WHAT YOU HAVE TO DO
Every entry should be duplicated verbatim, and no picture may appear in the copy.

SUPPLIED INFORMATION
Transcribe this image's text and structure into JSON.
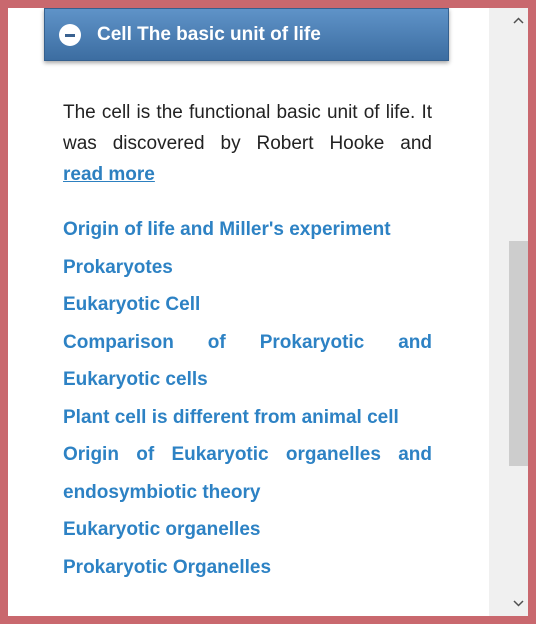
{
  "section": {
    "title": "Cell The basic unit of life",
    "icon": "minus-circle-icon",
    "header_color": "#4a7fb5"
  },
  "summary": {
    "text": "The cell is the functional basic unit of life. It was discovered by Robert Hooke and",
    "read_more": "read more"
  },
  "links": [
    {
      "label": "Origin of life and Miller's experiment"
    },
    {
      "label": "Prokaryotes"
    },
    {
      "label": "Eukaryotic Cell"
    },
    {
      "label": "Comparison of Prokaryotic and Eukaryotic cells"
    },
    {
      "label": "Plant cell is different from animal cell"
    },
    {
      "label": "Origin of Eukaryotic organelles and endosymbiotic theory"
    },
    {
      "label": "Eukaryotic organelles"
    },
    {
      "label": "Prokaryotic Organelles"
    }
  ],
  "colors": {
    "link": "#2d82c4",
    "window_border": "#c9686e"
  },
  "scrollbar": {
    "up_icon": "chevron-up-icon",
    "down_icon": "chevron-down-icon"
  }
}
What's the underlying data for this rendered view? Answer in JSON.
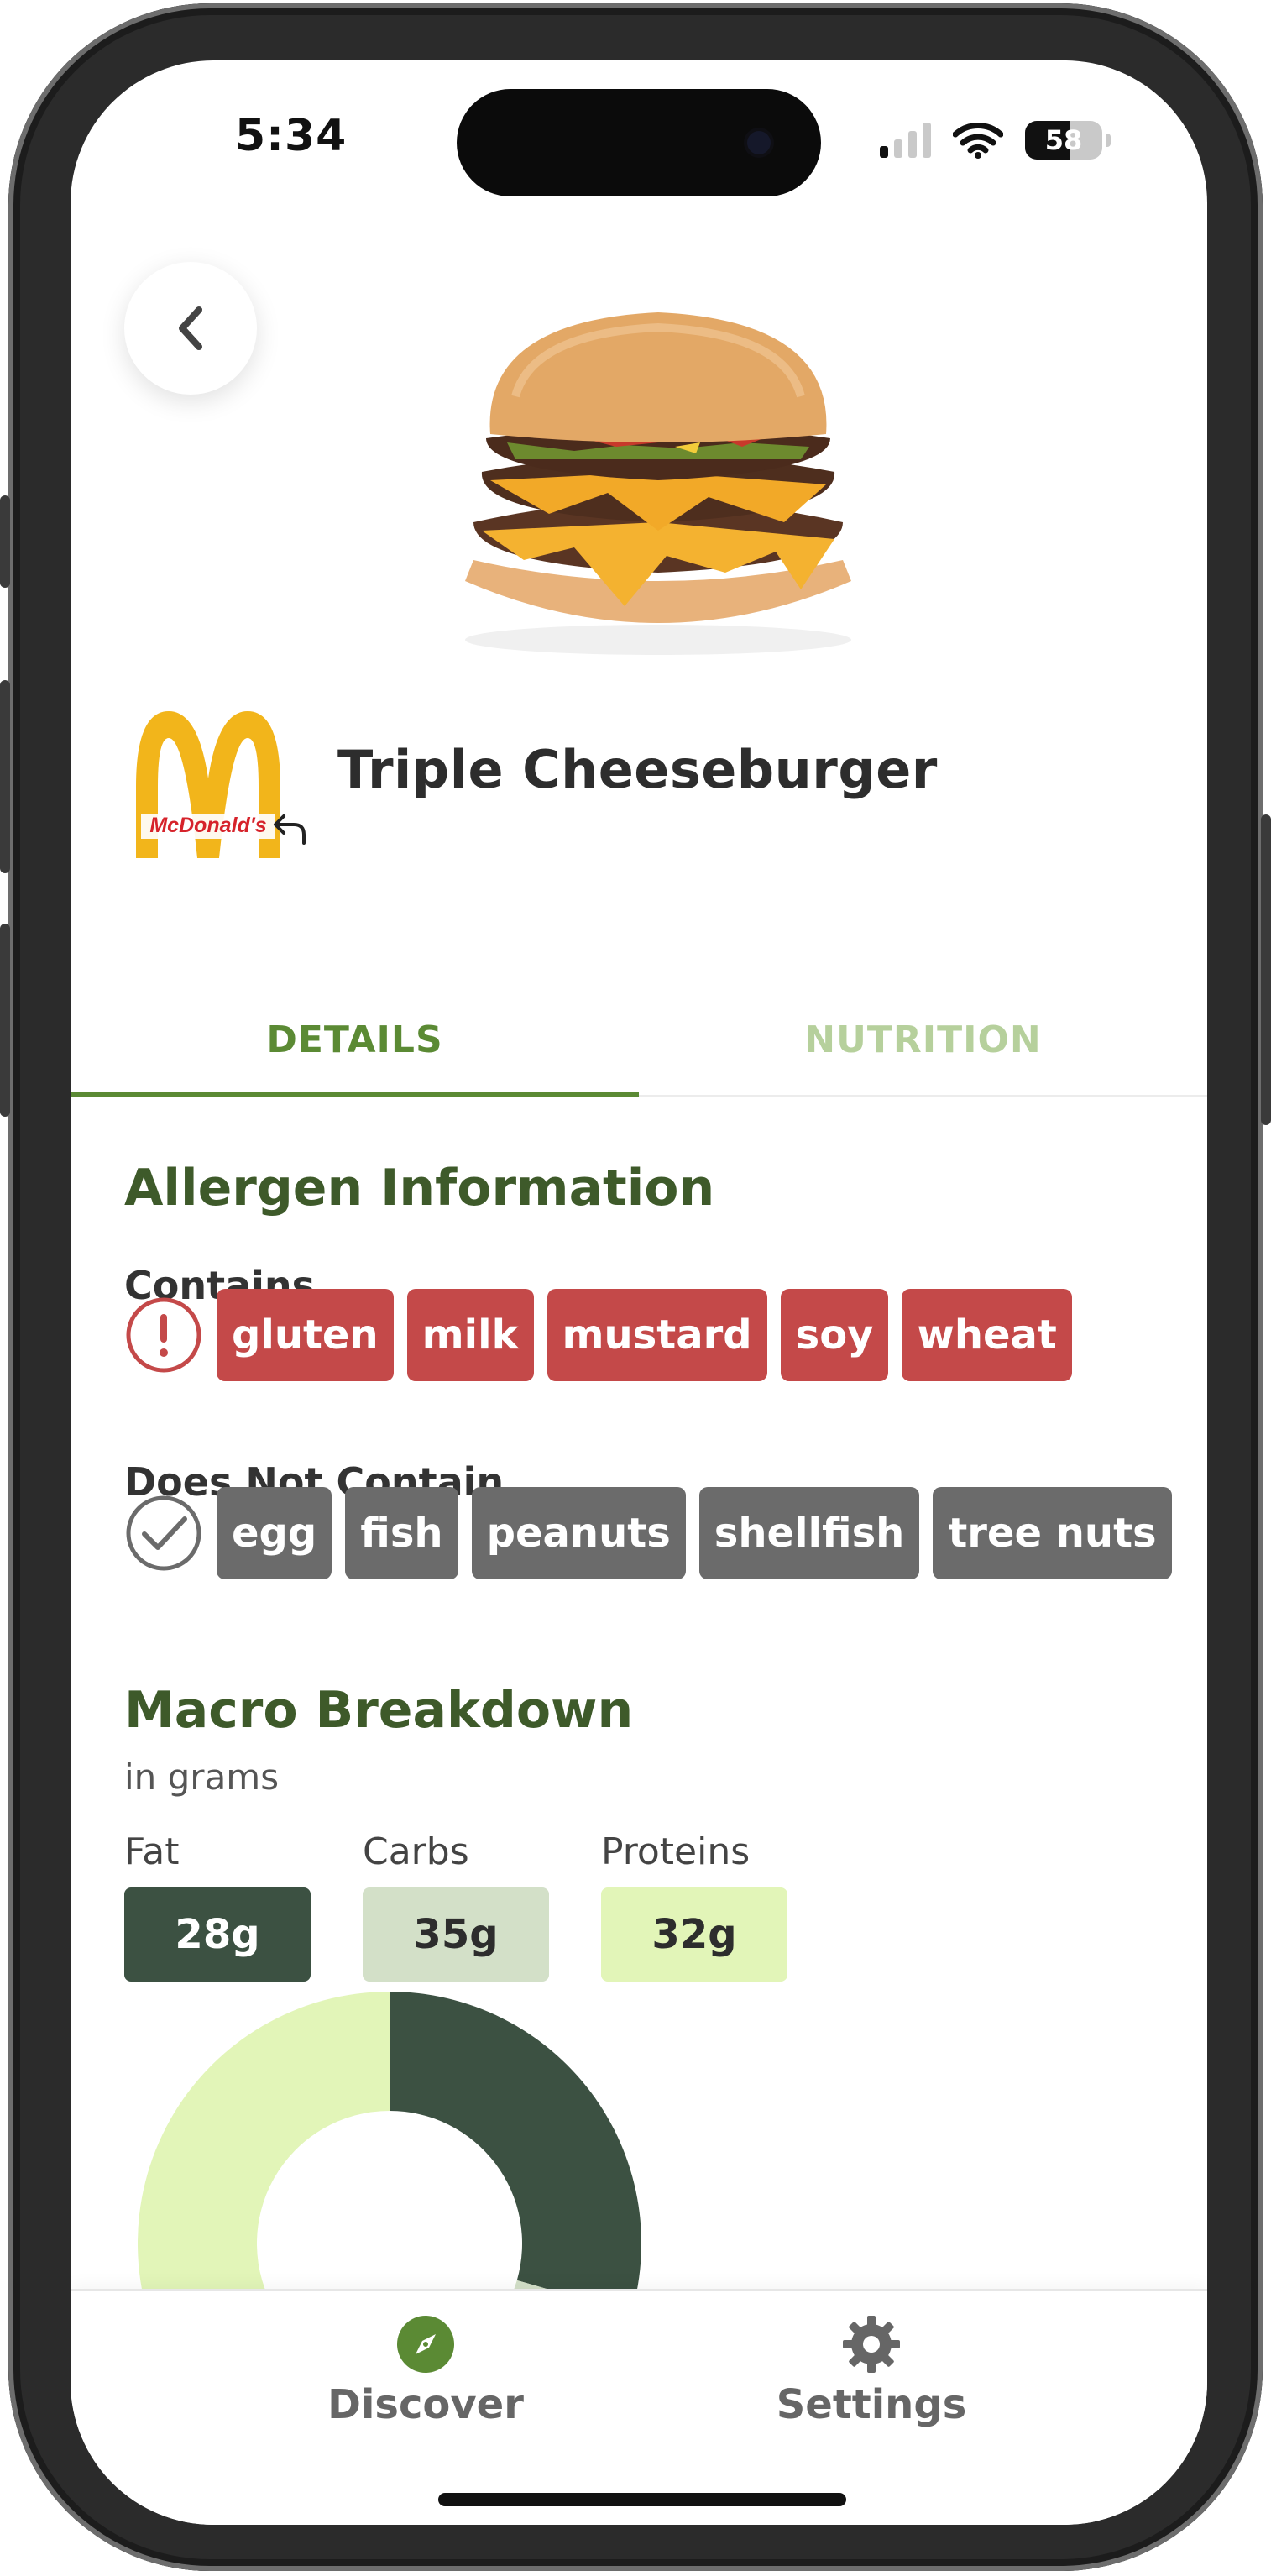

SOLUTION
Transcribe this image's text and structure into JSON.
{
  "section": {
    "title": "Cell The basic unit of life",
    "icon": "minus-circle-icon",
    "header_color": "#4a7fb5"
  },
  "summary": {
    "text": "The cell is the functional basic unit of life. It was discovered by Robert Hooke and",
    "read_more": "read more"
  },
  "links": [
    {
      "label": "Origin of life and Miller's experiment"
    },
    {
      "label": "Prokaryotes"
    },
    {
      "label": "Eukaryotic Cell"
    },
    {
      "label": "Comparison of Prokaryotic and Eukaryotic cells"
    },
    {
      "label": "Plant cell is different from animal cell"
    },
    {
      "label": "Origin of Eukaryotic organelles and endosymbiotic theory"
    },
    {
      "label": "Eukaryotic organelles"
    },
    {
      "label": "Prokaryotic Organelles"
    }
  ],
  "colors": {
    "link": "#2d82c4",
    "window_border": "#c9686e"
  },
  "scrollbar": {
    "up_icon": "chevron-up-icon",
    "down_icon": "chevron-down-icon"
  }
}
What's the underlying data for this rendered view? Answer in JSON.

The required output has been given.